SET TASK:
Your task is to transcribe all of the records exactly and leave out the pictures.

LISTED ENTRIES:
%%
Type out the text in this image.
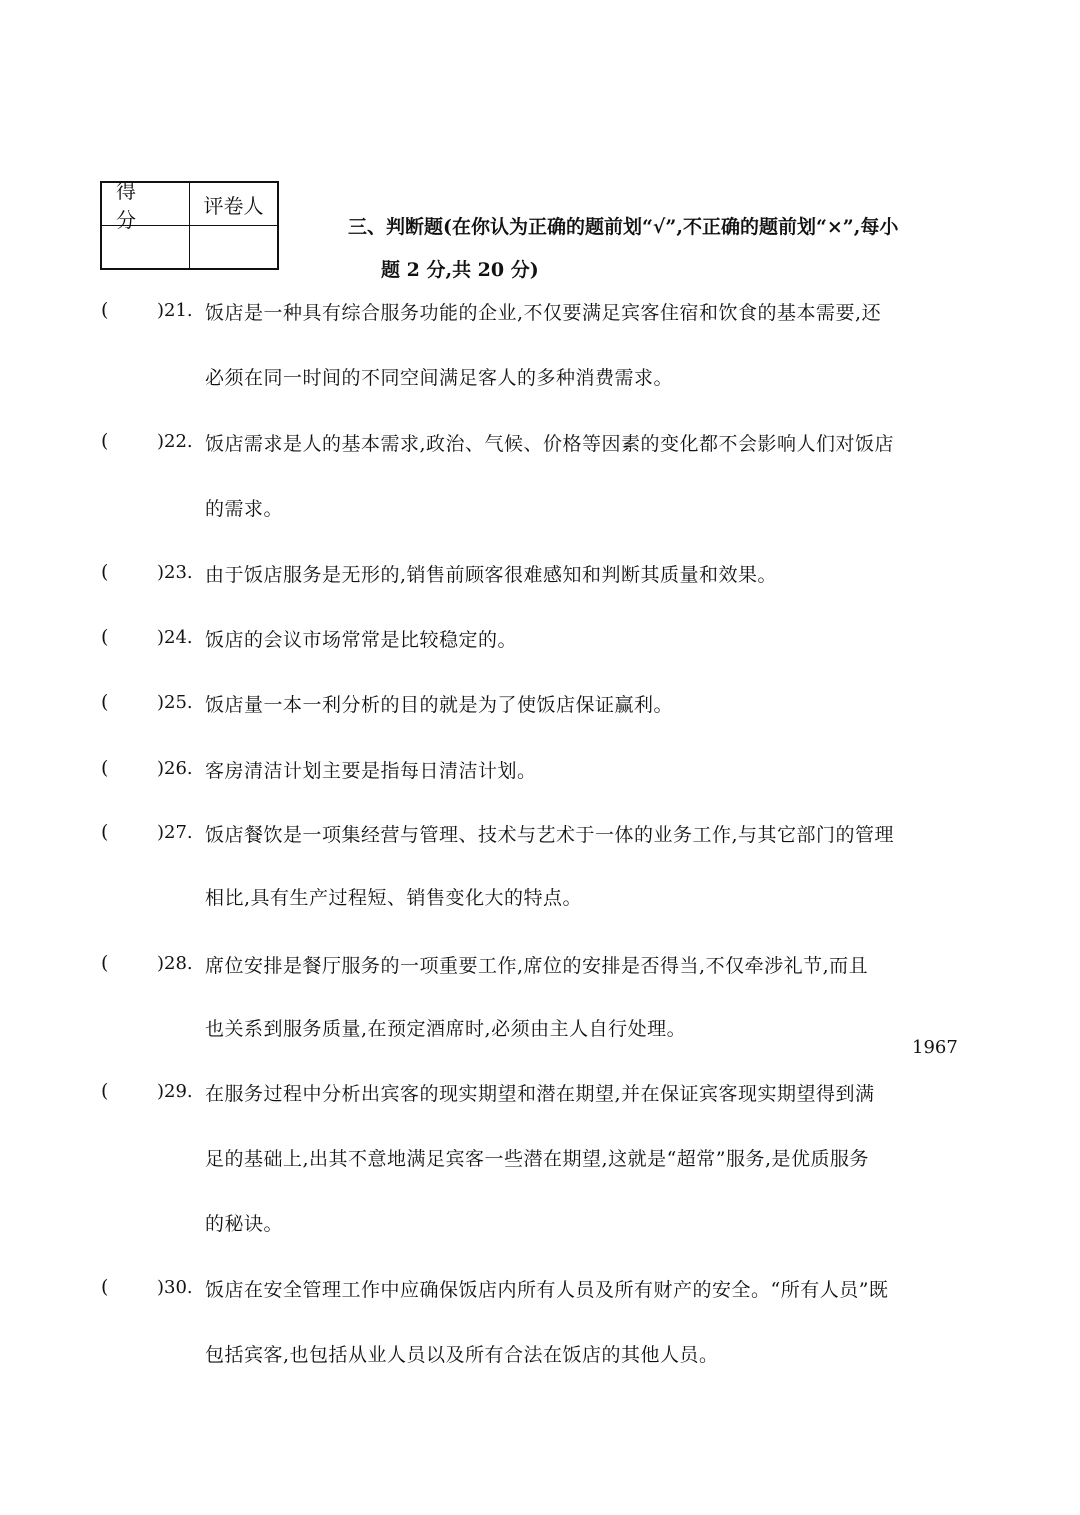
得 分
评卷人
三、判断题(在你认为正确的题前划“√”,不正确的题前划“×”,每小
题 2 分,共 20 分)
(	)21. 饭店是一种具有综合服务功能的企业,不仅要满足宾客住宿和饮食的基本需要,还
必须在同一时间的不同空间满足客人的多种消费需求。
(	)22. 饭店需求是人的基本需求,政治、气候、价格等因素的变化都不会影响人们对饭店
的需求。
(	)23. 由于饭店服务是无形的,销售前顾客很难感知和判断其质量和效果。
(	)24. 饭店的会议市场常常是比较稳定的。
(	)25. 饭店量一本一利分析的目的就是为了使饭店保证赢利。
(	)26. 客房清洁计划主要是指每日清洁计划。
(	)27. 饭店餐饮是一项集经营与管理、技术与艺术于一体的业务工作,与其它部门的管理
相比,具有生产过程短、销售变化大的特点。
(	)28. 席位安排是餐厅服务的一项重要工作,席位的安排是否得当,不仅牵涉礼节,而且
也关系到服务质量,在预定酒席时,必须由主人自行处理。
(	)29. 在服务过程中分析出宾客的现实期望和潜在期望,并在保证宾客现实期望得到满
足的基础上,出其不意地满足宾客一些潜在期望,这就是“超常”服务,是优质服务
的秘诀。
(	)30. 饭店在安全管理工作中应确保饭店内所有人员及所有财产的安全。“所有人员”既
包括宾客,也包括从业人员以及所有合法在饭店的其他人员。
1967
%%
CORRECT RESULT:
Type out the text in this image.
得 分
评卷人
三、判断题(在你认为正确的题前划“√”,不正确的题前划“×”,每小
题 2 分,共 20 分)
(	)21. 饭店是一种具有综合服务功能的企业,不仅要满足宾客住宿和饮食的基本需要,还
必须在同一时间的不同空间满足客人的多种消费需求。
(	)22. 饭店需求是人的基本需求,政治、气候、价格等因素的变化都不会影响人们对饭店
的需求。
(	)23. 由于饭店服务是无形的,销售前顾客很难感知和判断其质量和效果。
(	)24. 饭店的会议市场常常是比较稳定的。
(	)25. 饭店量一本一利分析的目的就是为了使饭店保证赢利。
(	)26. 客房清洁计划主要是指每日清洁计划。
(	)27. 饭店餐饮是一项集经营与管理、技术与艺术于一体的业务工作,与其它部门的管理
相比,具有生产过程短、销售变化大的特点。
(	)28. 席位安排是餐厅服务的一项重要工作,席位的安排是否得当,不仅牵涉礼节,而且
也关系到服务质量,在预定酒席时,必须由主人自行处理。
(	)29. 在服务过程中分析出宾客的现实期望和潜在期望,并在保证宾客现实期望得到满
足的基础上,出其不意地满足宾客一些潜在期望,这就是“超常”服务,是优质服务
的秘诀。
(	)30. 饭店在安全管理工作中应确保饭店内所有人员及所有财产的安全。“所有人员”既
包括宾客,也包括从业人员以及所有合法在饭店的其他人员。
1967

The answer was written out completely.